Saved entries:
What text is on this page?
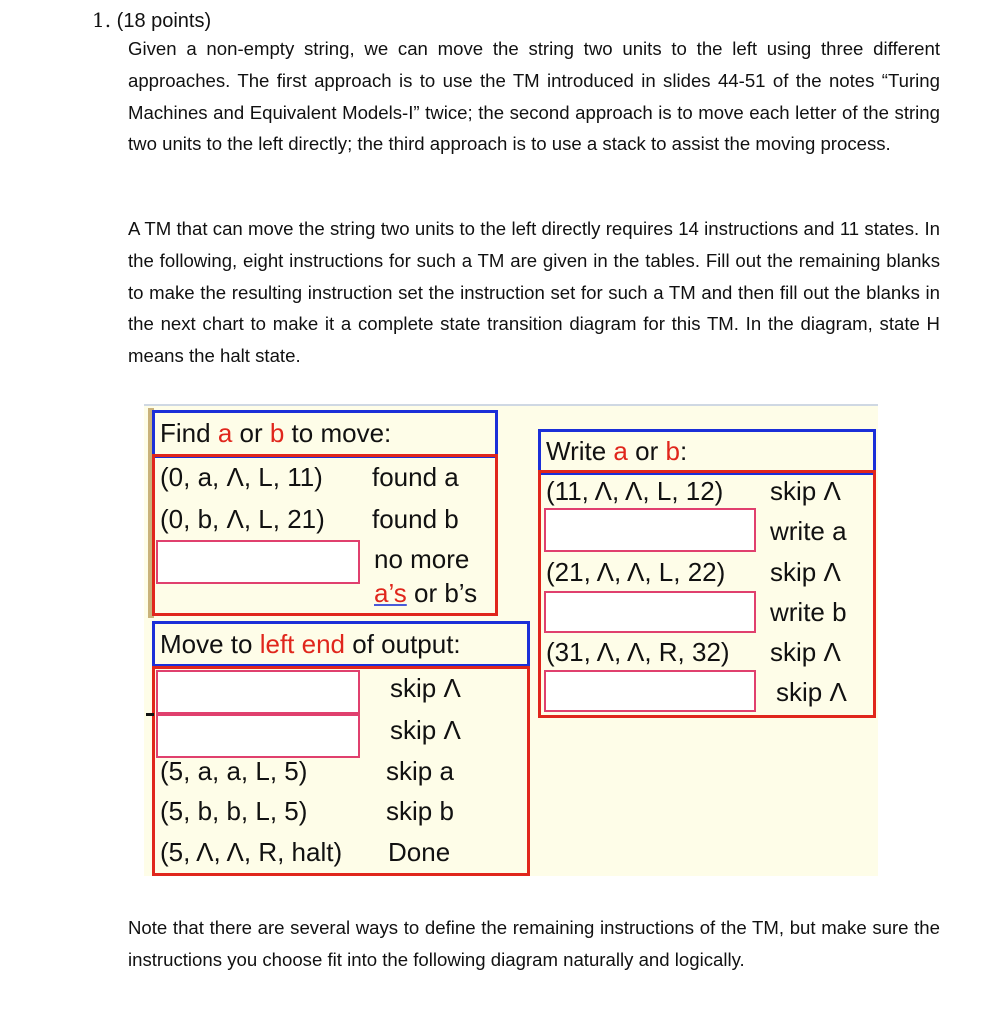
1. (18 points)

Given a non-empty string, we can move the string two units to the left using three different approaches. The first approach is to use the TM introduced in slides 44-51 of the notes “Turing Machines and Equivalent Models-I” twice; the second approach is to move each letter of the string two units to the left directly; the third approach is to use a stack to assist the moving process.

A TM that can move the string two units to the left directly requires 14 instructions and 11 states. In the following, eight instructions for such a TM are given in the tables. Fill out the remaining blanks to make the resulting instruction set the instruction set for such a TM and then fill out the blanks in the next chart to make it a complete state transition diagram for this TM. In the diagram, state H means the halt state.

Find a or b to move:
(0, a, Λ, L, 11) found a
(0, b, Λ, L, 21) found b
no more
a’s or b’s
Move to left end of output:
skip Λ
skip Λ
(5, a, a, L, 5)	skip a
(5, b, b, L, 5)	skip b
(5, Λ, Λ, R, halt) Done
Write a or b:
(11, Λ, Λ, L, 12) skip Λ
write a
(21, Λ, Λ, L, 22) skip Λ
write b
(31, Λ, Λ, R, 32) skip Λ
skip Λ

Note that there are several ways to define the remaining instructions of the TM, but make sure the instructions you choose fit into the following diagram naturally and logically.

Short task |
From the entries above, extract every line where the word "skip" appears.

Reply |
skip Λ
skip Λ
(5, a, a, L, 5)	skip a
(5, b, b, L, 5)	skip b
(11, Λ, Λ, L, 12) skip Λ
(21, Λ, Λ, L, 22) skip Λ
(31, Λ, Λ, R, 32) skip Λ
skip Λ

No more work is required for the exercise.